[Data entries]
+--

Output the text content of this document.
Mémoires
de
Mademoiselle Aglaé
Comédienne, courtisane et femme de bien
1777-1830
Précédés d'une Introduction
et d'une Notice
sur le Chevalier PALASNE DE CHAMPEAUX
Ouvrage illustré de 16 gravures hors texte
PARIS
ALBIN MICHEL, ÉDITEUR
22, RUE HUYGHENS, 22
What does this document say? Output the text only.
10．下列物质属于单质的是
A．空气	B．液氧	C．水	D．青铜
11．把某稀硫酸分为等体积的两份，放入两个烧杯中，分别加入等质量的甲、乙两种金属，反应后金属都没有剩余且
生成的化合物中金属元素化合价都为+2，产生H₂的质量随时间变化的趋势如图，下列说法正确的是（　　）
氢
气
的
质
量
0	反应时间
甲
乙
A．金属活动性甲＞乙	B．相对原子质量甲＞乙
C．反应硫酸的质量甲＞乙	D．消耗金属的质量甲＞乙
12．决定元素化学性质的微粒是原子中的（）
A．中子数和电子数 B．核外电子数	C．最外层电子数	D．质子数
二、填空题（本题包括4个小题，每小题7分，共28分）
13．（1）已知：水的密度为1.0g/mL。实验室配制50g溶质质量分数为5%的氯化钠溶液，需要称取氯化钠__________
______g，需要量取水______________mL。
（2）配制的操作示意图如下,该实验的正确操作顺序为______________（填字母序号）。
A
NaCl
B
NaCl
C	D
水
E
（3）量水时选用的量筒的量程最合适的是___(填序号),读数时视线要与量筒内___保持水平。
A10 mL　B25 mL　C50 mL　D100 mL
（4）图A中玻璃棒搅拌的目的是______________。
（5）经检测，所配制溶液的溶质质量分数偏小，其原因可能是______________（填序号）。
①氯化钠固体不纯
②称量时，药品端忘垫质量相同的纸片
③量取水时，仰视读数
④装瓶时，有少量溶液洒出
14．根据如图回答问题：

+--

Work to do - Go through the lines above. Select every one that has the string "this".

Exercise result -
Output the text content of this document.
What does this document say? Output the text only.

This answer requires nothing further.